═══ MATERIAL FOR THIS EXERCISE ═══

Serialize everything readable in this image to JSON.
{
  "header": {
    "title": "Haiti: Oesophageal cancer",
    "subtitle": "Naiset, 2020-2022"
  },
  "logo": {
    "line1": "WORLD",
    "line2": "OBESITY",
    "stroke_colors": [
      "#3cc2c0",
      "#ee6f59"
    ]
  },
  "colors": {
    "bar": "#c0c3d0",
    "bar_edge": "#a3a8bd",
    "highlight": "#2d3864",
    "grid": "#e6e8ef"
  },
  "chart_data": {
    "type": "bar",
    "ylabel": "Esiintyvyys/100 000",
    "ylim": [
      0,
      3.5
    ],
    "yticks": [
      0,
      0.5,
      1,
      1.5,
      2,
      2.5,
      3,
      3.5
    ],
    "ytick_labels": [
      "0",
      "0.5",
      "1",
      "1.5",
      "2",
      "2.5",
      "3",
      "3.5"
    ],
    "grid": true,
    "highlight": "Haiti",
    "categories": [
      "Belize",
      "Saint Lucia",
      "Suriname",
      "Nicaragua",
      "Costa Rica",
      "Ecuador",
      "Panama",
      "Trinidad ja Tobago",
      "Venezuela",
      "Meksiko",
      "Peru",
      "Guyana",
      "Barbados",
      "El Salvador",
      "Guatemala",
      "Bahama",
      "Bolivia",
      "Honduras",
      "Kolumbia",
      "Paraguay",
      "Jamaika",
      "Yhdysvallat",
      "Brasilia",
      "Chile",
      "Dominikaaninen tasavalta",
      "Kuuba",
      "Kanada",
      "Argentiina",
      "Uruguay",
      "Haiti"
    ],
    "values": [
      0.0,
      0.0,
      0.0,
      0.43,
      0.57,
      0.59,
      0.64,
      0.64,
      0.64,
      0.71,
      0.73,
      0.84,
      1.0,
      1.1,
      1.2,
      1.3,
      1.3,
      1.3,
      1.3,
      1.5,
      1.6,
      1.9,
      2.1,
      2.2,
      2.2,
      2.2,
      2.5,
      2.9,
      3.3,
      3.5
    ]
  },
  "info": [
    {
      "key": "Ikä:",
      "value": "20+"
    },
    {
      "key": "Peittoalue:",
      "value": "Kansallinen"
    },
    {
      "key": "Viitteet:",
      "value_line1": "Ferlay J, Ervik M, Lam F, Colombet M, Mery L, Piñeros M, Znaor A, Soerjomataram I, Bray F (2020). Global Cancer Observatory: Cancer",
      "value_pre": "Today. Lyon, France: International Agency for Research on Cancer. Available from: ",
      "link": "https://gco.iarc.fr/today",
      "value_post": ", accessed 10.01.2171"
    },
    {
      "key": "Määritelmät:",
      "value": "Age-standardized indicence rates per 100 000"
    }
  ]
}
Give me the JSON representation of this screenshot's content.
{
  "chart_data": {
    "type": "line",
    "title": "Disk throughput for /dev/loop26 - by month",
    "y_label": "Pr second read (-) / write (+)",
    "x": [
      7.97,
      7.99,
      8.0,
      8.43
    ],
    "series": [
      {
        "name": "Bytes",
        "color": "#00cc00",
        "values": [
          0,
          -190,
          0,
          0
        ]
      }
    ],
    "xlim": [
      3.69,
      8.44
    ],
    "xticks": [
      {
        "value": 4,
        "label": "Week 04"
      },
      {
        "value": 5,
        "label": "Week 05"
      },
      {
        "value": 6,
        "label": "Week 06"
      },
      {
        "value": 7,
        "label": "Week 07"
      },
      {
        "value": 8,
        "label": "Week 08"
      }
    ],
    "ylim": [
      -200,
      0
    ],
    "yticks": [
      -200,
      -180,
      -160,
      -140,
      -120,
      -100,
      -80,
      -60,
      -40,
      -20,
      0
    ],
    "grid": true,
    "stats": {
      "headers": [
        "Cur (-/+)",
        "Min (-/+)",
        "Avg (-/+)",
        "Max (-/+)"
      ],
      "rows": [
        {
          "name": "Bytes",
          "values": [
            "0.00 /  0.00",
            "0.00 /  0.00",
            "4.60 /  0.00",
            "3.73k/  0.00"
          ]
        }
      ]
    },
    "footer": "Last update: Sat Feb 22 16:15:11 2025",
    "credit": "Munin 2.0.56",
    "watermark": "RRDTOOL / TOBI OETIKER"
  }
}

═══

▸ WHAT THE EXERCISE ASKS:
Work out how many lines of the data above hold the word "JSON", and write only the count.

▸ EXERCISE RESULT:
2